(Collected data entries)
============================================================

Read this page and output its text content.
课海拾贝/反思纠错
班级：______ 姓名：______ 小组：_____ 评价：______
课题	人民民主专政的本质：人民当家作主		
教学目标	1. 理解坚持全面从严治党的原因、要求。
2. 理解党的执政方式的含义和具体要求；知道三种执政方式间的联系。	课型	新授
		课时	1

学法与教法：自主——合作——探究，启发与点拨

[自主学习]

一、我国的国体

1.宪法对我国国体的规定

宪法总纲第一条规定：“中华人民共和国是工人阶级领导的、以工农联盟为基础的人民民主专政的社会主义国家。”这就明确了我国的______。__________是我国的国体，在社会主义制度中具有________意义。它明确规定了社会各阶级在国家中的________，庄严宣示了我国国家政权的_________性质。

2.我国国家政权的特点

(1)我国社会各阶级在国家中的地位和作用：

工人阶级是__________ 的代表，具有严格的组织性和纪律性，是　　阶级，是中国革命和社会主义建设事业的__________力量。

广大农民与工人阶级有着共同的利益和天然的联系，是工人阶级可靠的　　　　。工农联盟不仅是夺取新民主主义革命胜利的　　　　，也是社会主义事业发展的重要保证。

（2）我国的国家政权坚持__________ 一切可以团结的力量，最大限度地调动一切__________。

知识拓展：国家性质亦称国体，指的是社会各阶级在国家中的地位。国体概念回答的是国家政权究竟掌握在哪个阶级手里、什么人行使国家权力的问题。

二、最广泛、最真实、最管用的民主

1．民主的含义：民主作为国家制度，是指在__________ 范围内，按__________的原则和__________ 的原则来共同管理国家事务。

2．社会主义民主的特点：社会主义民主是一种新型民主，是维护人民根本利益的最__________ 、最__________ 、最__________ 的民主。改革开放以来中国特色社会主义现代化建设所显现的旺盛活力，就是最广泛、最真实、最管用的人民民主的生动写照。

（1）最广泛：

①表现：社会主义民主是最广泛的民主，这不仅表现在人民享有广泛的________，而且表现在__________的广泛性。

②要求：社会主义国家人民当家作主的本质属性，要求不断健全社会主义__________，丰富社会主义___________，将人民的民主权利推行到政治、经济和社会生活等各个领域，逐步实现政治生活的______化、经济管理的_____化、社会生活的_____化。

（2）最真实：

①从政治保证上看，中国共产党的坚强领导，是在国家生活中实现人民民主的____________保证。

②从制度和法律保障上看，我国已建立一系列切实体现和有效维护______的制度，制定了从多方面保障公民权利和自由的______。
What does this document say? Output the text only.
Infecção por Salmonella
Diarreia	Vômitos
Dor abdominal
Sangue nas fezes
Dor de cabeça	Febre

============================================================

### [What needs to be done]
Write every line of the material above again, exactly.

### [Exercise solution]
Read this page and output its text content.
课海拾贝/反思纠错
班级：______ 姓名：______ 小组：_____ 评价：______
课题	人民民主专政的本质：人民当家作主		
教学目标	1. 理解坚持全面从严治党的原因、要求。
2. 理解党的执政方式的含义和具体要求；知道三种执政方式间的联系。	课型	新授
		课时	1

学法与教法：自主——合作——探究，启发与点拨

[自主学习]

一、我国的国体

1.宪法对我国国体的规定

宪法总纲第一条规定：“中华人民共和国是工人阶级领导的、以工农联盟为基础的人民民主专政的社会主义国家。”这就明确了我国的______。__________是我国的国体，在社会主义制度中具有________意义。它明确规定了社会各阶级在国家中的________，庄严宣示了我国国家政权的_________性质。

2.我国国家政权的特点

(1)我国社会各阶级在国家中的地位和作用：

工人阶级是__________ 的代表，具有严格的组织性和纪律性，是　　阶级，是中国革命和社会主义建设事业的__________力量。

广大农民与工人阶级有着共同的利益和天然的联系，是工人阶级可靠的　　　　。工农联盟不仅是夺取新民主主义革命胜利的　　　　，也是社会主义事业发展的重要保证。

（2）我国的国家政权坚持__________ 一切可以团结的力量，最大限度地调动一切__________。

知识拓展：国家性质亦称国体，指的是社会各阶级在国家中的地位。国体概念回答的是国家政权究竟掌握在哪个阶级手里、什么人行使国家权力的问题。

二、最广泛、最真实、最管用的民主

1．民主的含义：民主作为国家制度，是指在__________ 范围内，按__________的原则和__________ 的原则来共同管理国家事务。

2．社会主义民主的特点：社会主义民主是一种新型民主，是维护人民根本利益的最__________ 、最__________ 、最__________ 的民主。改革开放以来中国特色社会主义现代化建设所显现的旺盛活力，就是最广泛、最真实、最管用的人民民主的生动写照。

（1）最广泛：

①表现：社会主义民主是最广泛的民主，这不仅表现在人民享有广泛的________，而且表现在__________的广泛性。

②要求：社会主义国家人民当家作主的本质属性，要求不断健全社会主义__________，丰富社会主义___________，将人民的民主权利推行到政治、经济和社会生活等各个领域，逐步实现政治生活的______化、经济管理的_____化、社会生活的_____化。

（2）最真实：

①从政治保证上看，中国共产党的坚强领导，是在国家生活中实现人民民主的____________保证。

②从制度和法律保障上看，我国已建立一系列切实体现和有效维护______的制度，制定了从多方面保障公民权利和自由的______。
What does this document say? Output the text only.
Infecção por Salmonella
Diarreia	Vômitos
Dor abdominal
Sangue nas fezes
Dor de cabeça	Febre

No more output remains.